Dataset excerpts.
******************************

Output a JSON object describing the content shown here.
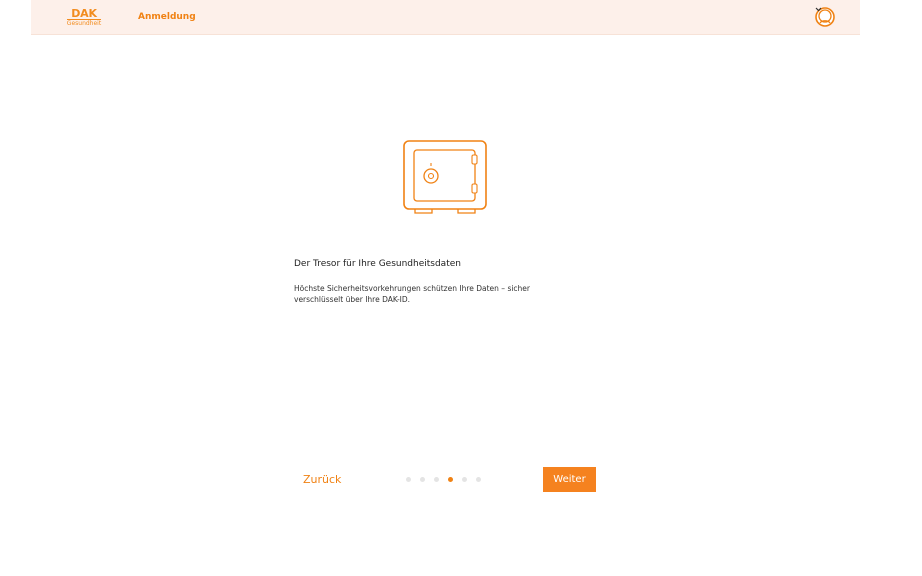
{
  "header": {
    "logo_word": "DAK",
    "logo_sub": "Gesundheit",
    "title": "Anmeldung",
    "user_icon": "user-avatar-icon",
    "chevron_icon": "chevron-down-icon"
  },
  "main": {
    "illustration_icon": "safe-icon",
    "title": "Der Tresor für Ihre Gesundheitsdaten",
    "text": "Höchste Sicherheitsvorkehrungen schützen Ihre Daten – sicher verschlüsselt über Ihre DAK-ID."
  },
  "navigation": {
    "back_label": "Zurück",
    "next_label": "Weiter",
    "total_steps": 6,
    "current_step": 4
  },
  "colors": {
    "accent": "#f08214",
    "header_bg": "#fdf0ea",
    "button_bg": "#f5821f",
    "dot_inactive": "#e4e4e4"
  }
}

******************************

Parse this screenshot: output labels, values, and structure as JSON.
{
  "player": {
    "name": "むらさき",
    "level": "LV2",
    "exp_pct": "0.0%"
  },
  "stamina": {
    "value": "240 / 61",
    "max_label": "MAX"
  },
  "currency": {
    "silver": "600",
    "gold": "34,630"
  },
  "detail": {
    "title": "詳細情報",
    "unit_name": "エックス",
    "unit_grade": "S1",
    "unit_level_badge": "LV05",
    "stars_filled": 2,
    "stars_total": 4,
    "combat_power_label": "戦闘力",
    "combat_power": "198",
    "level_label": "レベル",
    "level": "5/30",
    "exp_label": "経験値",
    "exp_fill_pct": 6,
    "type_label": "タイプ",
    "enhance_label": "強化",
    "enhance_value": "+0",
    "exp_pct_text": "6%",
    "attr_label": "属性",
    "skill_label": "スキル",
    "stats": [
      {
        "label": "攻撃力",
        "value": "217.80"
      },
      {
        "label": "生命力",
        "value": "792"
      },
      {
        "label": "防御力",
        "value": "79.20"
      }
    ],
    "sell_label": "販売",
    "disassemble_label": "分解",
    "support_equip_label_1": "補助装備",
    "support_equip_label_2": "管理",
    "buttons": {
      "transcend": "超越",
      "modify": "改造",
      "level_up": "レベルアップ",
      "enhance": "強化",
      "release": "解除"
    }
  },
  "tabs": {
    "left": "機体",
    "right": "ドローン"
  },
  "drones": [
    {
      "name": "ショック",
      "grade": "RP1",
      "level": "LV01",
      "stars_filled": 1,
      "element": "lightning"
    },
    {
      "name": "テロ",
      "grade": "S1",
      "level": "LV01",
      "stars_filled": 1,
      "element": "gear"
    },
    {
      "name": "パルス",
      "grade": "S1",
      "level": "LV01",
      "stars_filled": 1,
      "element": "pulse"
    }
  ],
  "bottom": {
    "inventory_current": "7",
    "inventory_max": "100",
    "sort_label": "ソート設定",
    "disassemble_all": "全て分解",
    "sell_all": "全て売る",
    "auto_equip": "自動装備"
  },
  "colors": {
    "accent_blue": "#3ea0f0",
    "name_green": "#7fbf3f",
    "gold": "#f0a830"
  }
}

******************************

Aim of the task. Scan the listing above. Gather each line that contains the word "element".

Answer to the problem.
      "element": "lightning"
      "element": "gear"
      "element": "pulse"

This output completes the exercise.